- _Aim of the exercise_
Check each line of the data for "Output" and select those that have it.
--- Begin ---
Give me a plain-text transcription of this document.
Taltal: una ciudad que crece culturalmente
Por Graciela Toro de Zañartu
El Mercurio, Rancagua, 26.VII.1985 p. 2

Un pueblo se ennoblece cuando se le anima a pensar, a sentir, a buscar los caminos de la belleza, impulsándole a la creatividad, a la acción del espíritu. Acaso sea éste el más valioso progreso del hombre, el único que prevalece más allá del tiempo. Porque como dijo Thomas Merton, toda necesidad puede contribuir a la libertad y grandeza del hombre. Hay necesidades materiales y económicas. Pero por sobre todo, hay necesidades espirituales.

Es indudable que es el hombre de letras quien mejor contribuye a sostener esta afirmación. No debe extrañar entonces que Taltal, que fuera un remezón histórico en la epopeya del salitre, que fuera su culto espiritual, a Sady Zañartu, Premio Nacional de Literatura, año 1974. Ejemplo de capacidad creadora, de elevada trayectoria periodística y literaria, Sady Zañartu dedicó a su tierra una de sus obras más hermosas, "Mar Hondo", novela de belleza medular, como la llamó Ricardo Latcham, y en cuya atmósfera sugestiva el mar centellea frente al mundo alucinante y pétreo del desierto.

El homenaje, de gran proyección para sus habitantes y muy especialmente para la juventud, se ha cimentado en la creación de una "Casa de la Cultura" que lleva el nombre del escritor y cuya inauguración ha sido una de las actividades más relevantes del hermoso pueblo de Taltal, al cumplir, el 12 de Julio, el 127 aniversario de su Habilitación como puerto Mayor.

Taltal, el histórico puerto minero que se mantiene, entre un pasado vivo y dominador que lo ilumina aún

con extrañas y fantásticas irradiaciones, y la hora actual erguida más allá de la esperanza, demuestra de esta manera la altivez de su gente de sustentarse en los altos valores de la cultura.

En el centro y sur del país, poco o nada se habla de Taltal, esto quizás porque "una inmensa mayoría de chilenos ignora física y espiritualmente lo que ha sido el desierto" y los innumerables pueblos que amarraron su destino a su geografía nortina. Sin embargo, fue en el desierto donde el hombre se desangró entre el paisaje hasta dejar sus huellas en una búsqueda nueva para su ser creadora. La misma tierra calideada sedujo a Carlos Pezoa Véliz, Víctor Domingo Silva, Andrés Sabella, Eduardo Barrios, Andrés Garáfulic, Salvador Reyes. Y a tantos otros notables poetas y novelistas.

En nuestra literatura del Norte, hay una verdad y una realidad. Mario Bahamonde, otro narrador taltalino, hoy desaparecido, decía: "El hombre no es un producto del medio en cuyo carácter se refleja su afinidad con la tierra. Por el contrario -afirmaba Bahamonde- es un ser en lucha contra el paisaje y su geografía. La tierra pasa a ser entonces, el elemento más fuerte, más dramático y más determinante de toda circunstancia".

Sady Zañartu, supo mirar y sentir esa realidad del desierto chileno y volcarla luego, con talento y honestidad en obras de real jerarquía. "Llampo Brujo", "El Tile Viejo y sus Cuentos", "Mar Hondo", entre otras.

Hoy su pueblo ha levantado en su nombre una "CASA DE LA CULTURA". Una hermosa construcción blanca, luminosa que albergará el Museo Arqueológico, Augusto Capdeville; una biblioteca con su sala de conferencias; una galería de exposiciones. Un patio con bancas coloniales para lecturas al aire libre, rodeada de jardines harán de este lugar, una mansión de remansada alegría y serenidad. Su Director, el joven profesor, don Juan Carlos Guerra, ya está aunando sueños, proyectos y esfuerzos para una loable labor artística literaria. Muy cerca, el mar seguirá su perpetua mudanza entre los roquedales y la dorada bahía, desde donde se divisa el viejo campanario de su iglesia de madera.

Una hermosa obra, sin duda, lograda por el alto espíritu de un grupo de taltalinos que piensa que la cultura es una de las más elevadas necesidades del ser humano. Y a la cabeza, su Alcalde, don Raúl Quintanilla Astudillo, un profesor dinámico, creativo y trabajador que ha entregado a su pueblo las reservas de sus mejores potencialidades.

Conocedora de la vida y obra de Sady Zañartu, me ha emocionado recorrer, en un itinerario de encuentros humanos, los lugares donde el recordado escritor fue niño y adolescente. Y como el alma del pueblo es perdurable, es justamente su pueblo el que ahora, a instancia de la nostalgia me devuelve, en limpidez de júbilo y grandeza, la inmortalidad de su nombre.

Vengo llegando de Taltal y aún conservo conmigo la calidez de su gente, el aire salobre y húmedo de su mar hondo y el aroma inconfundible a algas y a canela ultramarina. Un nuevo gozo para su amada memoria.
--- End ---
--- Begin ---
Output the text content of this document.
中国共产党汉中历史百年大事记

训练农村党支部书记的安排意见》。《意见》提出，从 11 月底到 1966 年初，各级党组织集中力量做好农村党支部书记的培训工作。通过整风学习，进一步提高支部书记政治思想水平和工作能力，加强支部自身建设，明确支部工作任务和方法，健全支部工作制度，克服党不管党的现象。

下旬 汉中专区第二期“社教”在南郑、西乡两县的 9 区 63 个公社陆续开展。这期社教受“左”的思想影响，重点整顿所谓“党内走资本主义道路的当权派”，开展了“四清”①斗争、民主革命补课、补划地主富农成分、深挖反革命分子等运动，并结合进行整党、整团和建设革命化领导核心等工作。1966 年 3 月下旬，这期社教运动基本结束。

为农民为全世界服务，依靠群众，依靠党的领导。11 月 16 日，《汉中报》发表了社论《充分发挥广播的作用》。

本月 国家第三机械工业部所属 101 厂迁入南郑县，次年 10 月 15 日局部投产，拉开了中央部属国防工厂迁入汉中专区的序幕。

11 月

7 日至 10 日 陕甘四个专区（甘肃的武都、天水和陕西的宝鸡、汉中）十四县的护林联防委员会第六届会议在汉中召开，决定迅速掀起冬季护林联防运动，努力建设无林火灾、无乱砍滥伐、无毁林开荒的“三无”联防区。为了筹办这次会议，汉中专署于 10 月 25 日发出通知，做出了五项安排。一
--- End ---
--- Begin ---
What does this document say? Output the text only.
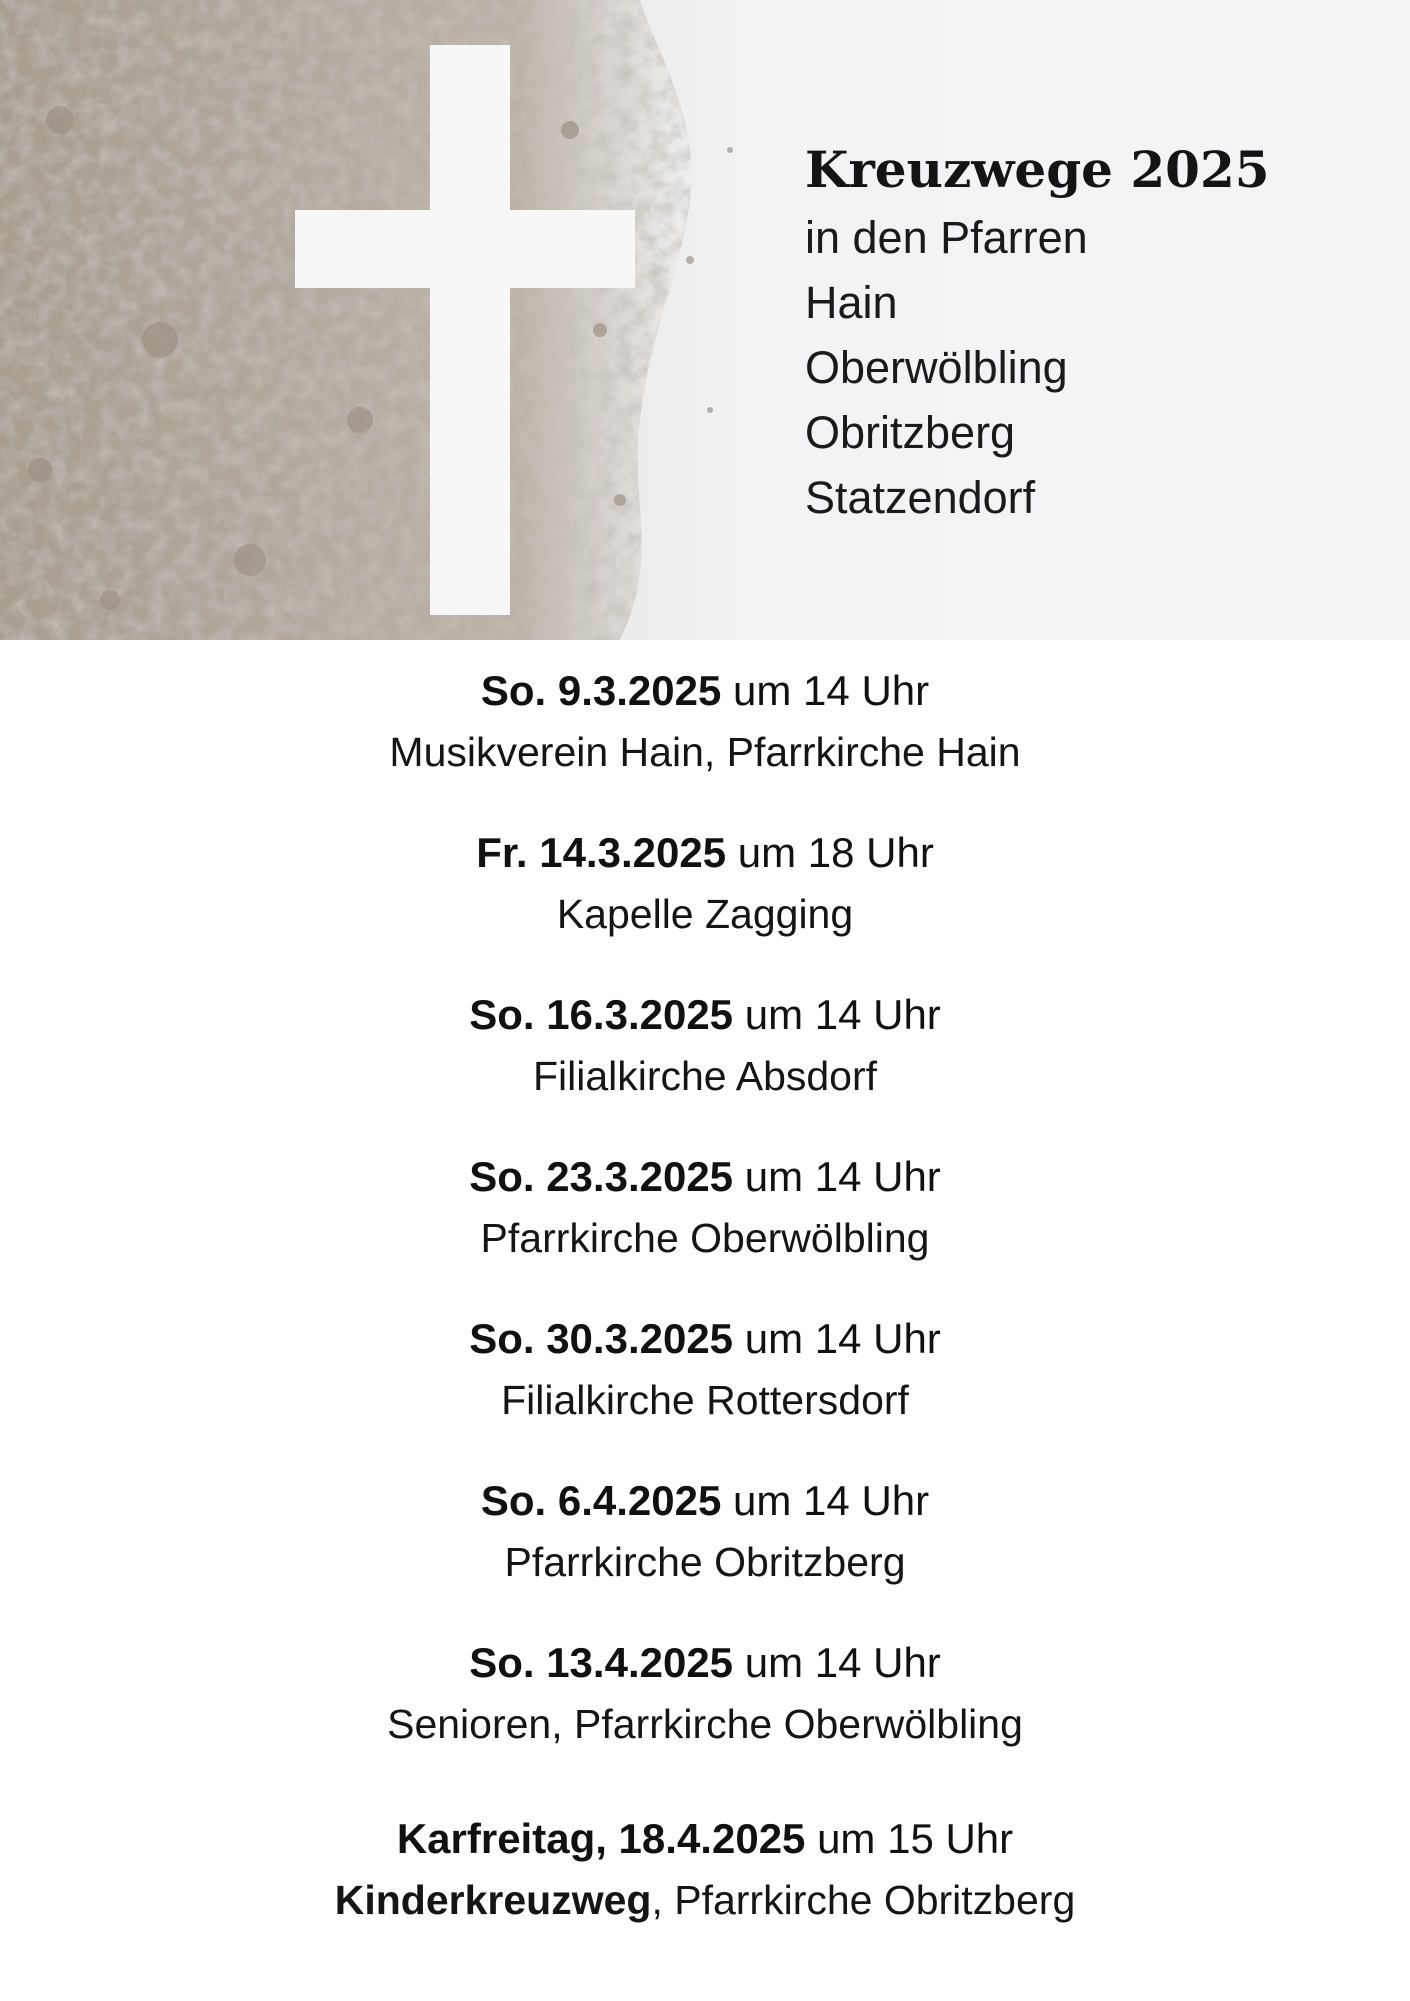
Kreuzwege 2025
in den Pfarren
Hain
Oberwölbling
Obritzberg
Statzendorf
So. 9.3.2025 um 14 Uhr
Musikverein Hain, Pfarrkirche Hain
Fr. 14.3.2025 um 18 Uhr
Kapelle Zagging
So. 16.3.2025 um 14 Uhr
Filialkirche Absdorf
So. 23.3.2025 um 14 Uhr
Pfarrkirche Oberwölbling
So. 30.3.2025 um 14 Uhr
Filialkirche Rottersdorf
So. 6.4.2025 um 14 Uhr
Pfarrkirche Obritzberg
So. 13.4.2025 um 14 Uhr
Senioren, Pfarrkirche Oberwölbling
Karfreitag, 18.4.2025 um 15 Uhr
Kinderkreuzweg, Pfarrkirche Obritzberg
--- End ---
- _Exercise solution_
Output the text content of this document.
What does this document say? Output the text only.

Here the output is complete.